# Data listing
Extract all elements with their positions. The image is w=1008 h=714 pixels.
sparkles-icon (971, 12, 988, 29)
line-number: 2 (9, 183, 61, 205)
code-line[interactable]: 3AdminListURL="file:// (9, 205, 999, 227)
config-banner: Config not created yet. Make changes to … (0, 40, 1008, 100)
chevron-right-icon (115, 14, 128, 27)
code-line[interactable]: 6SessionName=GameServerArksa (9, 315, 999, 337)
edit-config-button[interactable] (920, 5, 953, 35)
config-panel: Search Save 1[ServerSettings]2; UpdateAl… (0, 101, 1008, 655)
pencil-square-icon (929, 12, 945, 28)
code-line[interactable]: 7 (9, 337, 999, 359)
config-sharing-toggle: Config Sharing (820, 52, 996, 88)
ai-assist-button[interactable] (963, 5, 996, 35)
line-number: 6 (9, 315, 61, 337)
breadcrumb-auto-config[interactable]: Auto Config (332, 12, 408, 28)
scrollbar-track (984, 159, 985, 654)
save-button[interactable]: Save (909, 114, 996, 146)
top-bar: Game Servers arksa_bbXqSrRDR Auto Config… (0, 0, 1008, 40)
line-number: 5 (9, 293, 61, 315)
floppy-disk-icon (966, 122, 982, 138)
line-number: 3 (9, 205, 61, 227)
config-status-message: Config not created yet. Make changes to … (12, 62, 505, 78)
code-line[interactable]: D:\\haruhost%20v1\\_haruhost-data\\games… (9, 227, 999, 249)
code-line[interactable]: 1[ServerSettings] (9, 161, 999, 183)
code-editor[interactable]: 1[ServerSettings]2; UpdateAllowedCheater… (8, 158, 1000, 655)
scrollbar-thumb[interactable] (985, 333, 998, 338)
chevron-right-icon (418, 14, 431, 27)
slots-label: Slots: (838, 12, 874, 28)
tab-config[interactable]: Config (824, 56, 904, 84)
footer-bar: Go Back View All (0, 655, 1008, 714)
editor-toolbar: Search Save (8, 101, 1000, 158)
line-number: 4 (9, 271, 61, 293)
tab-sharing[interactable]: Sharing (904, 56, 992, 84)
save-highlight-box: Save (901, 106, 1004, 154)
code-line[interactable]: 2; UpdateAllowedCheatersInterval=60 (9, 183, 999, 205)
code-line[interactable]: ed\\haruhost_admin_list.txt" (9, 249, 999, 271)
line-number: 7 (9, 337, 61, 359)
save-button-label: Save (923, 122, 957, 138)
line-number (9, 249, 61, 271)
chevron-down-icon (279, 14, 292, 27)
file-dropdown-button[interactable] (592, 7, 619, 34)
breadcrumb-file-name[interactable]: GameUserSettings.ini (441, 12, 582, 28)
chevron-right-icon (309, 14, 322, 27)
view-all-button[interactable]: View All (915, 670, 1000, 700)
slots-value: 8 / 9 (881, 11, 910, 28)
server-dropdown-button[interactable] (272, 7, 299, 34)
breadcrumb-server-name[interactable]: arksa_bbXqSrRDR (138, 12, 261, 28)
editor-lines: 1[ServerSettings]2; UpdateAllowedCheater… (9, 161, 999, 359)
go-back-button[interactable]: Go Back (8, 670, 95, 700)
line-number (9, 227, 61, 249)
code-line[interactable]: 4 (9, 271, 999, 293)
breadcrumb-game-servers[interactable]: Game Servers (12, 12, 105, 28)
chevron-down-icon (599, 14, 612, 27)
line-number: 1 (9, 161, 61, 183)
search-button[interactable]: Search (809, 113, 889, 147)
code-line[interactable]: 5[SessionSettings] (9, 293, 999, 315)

# Aim
Reproduce the records above word for word, from their first line up to and including the line that contains "205, 999, 227)".

# Exercise response
Extract all elements with their positions. The image is w=1008 h=714 pixels.
sparkles-icon (971, 12, 988, 29)
line-number: 2 (9, 183, 61, 205)
code-line[interactable]: 3AdminListURL="file:// (9, 205, 999, 227)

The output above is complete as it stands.